== The exercise ==
Transcribe the material word for word, but without the images.

== Supplied records ==

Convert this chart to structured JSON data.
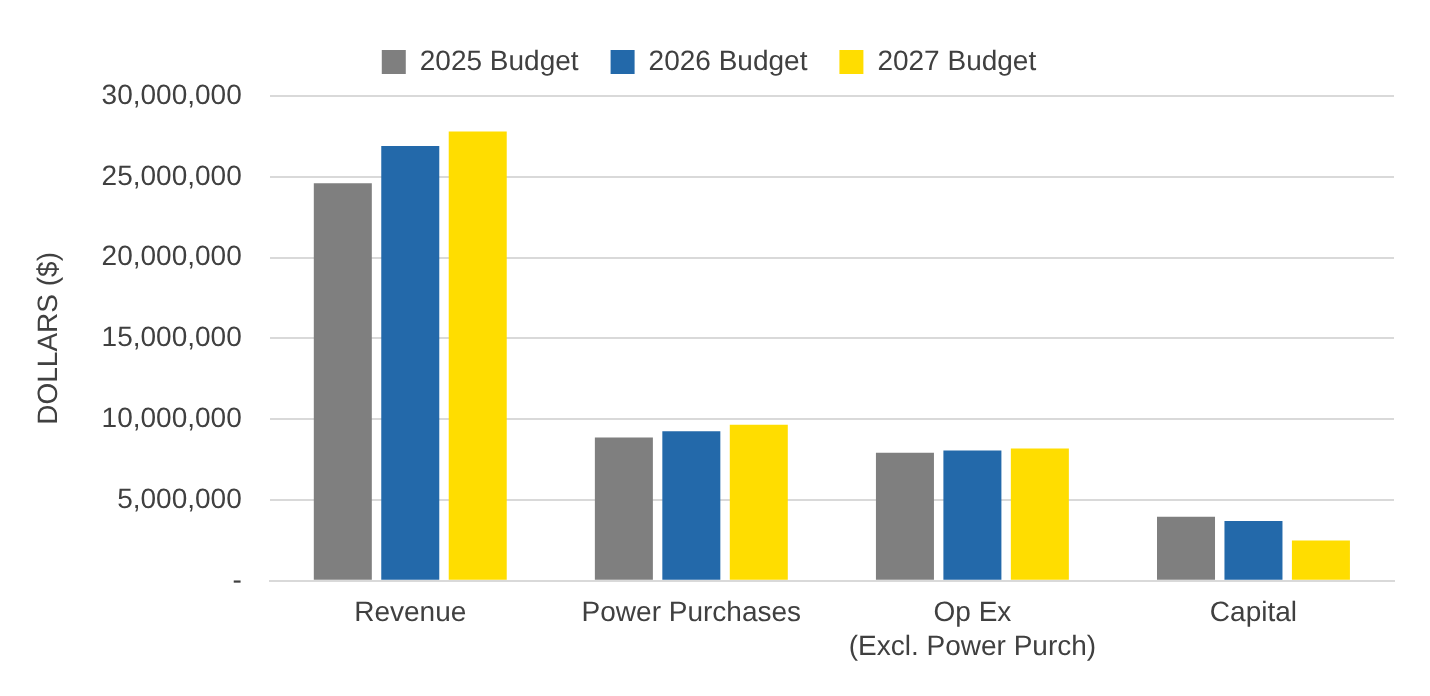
{
  "chart_data": {
    "type": "bar",
    "ylabel": "DOLLARS ($)",
    "categories": [
      "Revenue",
      "Power Purchases",
      "Op Ex\n(Excl. Power Purch)",
      "Capital"
    ],
    "series": [
      {
        "name": "2025 Budget",
        "color": "#7f7f7f",
        "values": [
          24600000,
          8870000,
          7930000,
          3960000
        ]
      },
      {
        "name": "2026 Budget",
        "color": "#2369aa",
        "values": [
          26900000,
          9260000,
          8060000,
          3700000
        ]
      },
      {
        "name": "2027 Budget",
        "color": "#ffdd00",
        "values": [
          27800000,
          9660000,
          8190000,
          2500000
        ]
      }
    ],
    "ylim": [
      0,
      30000000
    ],
    "yticks": [
      {
        "value": 0,
        "label": "-"
      },
      {
        "value": 5000000,
        "label": "5,000,000"
      },
      {
        "value": 10000000,
        "label": "10,000,000"
      },
      {
        "value": 15000000,
        "label": "15,000,000"
      },
      {
        "value": 20000000,
        "label": "20,000,000"
      },
      {
        "value": 25000000,
        "label": "25,000,000"
      },
      {
        "value": 30000000,
        "label": "30,000,000"
      }
    ],
    "grid": "y",
    "legend": "top"
  }
}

== Answer in full ==
Convert this chart to structured JSON data.
{
  "chart_data": {
    "type": "bar",
    "ylabel": "DOLLARS ($)",
    "categories": [
      "Revenue",
      "Power Purchases",
      "Op Ex\n(Excl. Power Purch)",
      "Capital"
    ],
    "series": [
      {
        "name": "2025 Budget",
        "color": "#7f7f7f",
        "values": [
          24600000,
          8870000,
          7930000,
          3960000
        ]
      },
      {
        "name": "2026 Budget",
        "color": "#2369aa",
        "values": [
          26900000,
          9260000,
          8060000,
          3700000
        ]
      },
      {
        "name": "2027 Budget",
        "color": "#ffdd00",
        "values": [
          27800000,
          9660000,
          8190000,
          2500000
        ]
      }
    ],
    "ylim": [
      0,
      30000000
    ],
    "yticks": [
      {
        "value": 0,
        "label": "-"
      },
      {
        "value": 5000000,
        "label": "5,000,000"
      },
      {
        "value": 10000000,
        "label": "10,000,000"
      },
      {
        "value": 15000000,
        "label": "15,000,000"
      },
      {
        "value": 20000000,
        "label": "20,000,000"
      },
      {
        "value": 25000000,
        "label": "25,000,000"
      },
      {
        "value": 30000000,
        "label": "30,000,000"
      }
    ],
    "grid": "y",
    "legend": "top"
  }
}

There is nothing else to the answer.